## The exercise
Search the material for the string "nada", then return every line where it is found.

──────────────────────────────

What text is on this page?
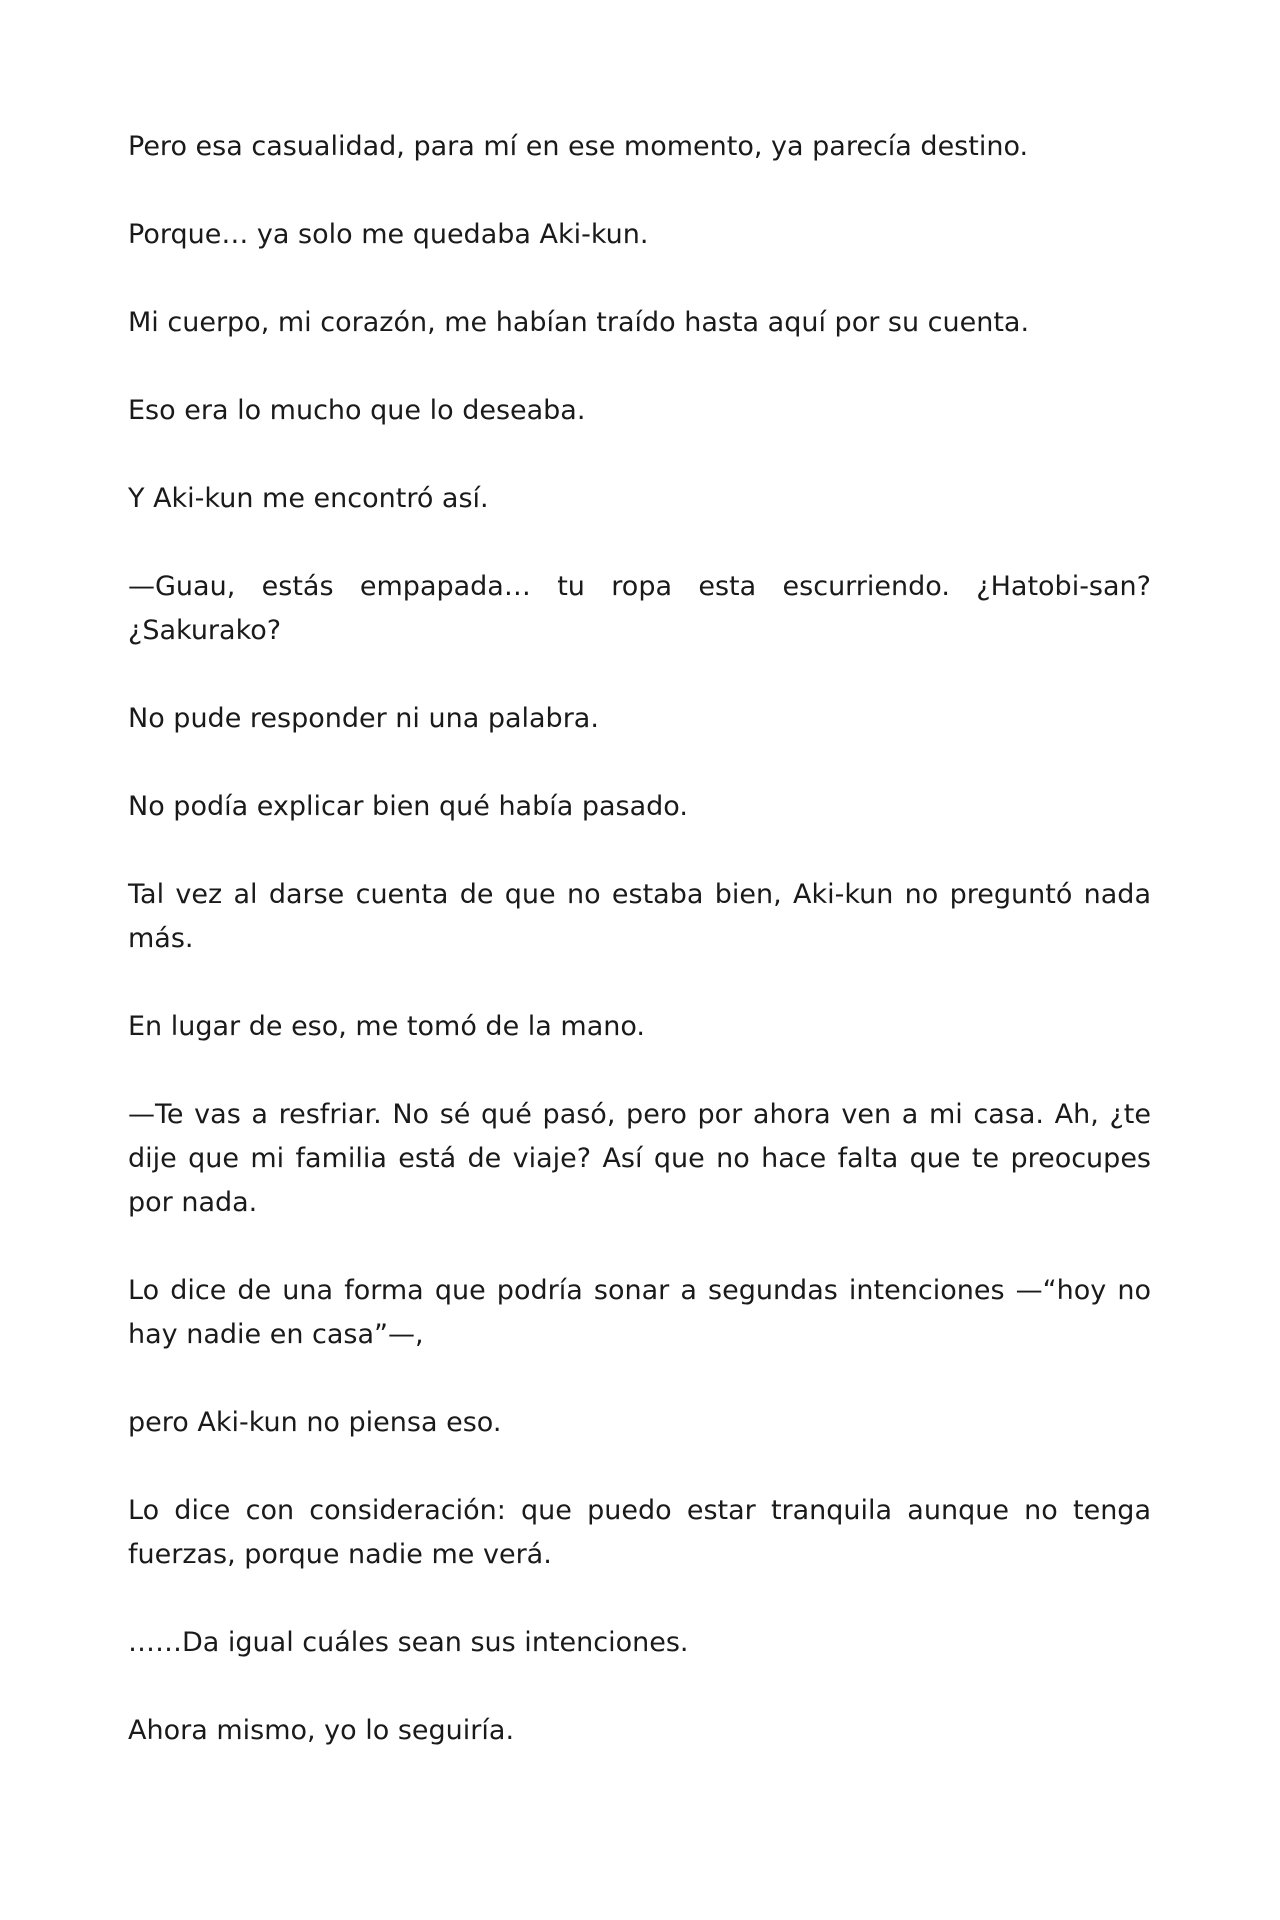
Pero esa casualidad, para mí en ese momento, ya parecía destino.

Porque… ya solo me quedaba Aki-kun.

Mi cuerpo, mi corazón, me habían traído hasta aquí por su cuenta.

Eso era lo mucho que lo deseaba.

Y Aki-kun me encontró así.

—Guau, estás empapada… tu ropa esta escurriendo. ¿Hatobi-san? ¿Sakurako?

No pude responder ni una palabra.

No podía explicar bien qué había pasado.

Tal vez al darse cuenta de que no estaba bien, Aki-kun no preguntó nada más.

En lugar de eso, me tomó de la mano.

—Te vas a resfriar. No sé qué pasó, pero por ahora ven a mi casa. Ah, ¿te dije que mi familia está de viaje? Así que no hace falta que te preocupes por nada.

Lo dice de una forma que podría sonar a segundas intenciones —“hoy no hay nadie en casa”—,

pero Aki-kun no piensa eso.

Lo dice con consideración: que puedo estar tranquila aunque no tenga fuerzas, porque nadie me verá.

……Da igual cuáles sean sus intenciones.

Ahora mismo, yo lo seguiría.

──────────────────────────────

## Exercise result
Tal vez al darse cuenta de que no estaba bien, Aki-kun no preguntó nada más.
—Te vas a resfriar. No sé qué pasó, pero por ahora ven a mi casa. Ah, ¿te dije que mi familia está de viaje? Así que no hace falta que te preocupes por nada.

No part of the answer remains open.